**GIVEN INSTRUCTION**:
Repeat each line exactly, leaving nothing out.

**EXERCISE MATERIAL**:
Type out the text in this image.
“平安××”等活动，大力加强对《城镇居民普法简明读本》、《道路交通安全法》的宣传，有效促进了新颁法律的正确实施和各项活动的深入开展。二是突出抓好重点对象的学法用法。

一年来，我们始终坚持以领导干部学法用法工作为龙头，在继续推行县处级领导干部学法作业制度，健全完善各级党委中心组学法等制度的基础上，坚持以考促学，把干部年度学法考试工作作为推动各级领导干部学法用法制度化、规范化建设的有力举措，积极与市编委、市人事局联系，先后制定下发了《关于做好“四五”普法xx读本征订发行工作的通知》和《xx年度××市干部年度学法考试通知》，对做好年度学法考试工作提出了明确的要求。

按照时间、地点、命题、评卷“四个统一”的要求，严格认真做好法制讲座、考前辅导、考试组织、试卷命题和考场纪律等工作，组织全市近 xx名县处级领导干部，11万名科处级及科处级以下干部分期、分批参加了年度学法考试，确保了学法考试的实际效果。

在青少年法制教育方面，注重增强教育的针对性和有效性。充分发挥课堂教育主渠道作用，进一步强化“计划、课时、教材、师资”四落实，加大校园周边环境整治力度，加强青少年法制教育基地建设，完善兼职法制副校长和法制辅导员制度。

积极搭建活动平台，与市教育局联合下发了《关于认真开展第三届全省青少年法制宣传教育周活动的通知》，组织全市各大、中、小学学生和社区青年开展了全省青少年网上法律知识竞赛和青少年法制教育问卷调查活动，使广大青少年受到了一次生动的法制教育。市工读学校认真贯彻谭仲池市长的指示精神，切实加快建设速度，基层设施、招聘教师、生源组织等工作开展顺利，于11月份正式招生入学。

**FINAL RESULT**:
Type out the text in this image.
“平安××”等活动，大力加强对《城镇居民普法简明读本》、《道路交通安全法》的宣传，有效促进了新颁法律的正确实施和各项活动的深入开展。二是突出抓好重点对象的学法用法。

一年来，我们始终坚持以领导干部学法用法工作为龙头，在继续推行县处级领导干部学法作业制度，健全完善各级党委中心组学法等制度的基础上，坚持以考促学，把干部年度学法考试工作作为推动各级领导干部学法用法制度化、规范化建设的有力举措，积极与市编委、市人事局联系，先后制定下发了《关于做好“四五”普法xx读本征订发行工作的通知》和《xx年度××市干部年度学法考试通知》，对做好年度学法考试工作提出了明确的要求。

按照时间、地点、命题、评卷“四个统一”的要求，严格认真做好法制讲座、考前辅导、考试组织、试卷命题和考场纪律等工作，组织全市近 xx名县处级领导干部，11万名科处级及科处级以下干部分期、分批参加了年度学法考试，确保了学法考试的实际效果。

在青少年法制教育方面，注重增强教育的针对性和有效性。充分发挥课堂教育主渠道作用，进一步强化“计划、课时、教材、师资”四落实，加大校园周边环境整治力度，加强青少年法制教育基地建设，完善兼职法制副校长和法制辅导员制度。

积极搭建活动平台，与市教育局联合下发了《关于认真开展第三届全省青少年法制宣传教育周活动的通知》，组织全市各大、中、小学学生和社区青年开展了全省青少年网上法律知识竞赛和青少年法制教育问卷调查活动，使广大青少年受到了一次生动的法制教育。市工读学校认真贯彻谭仲池市长的指示精神，切实加快建设速度，基层设施、招聘教师、生源组织等工作开展顺利，于11月份正式招生入学。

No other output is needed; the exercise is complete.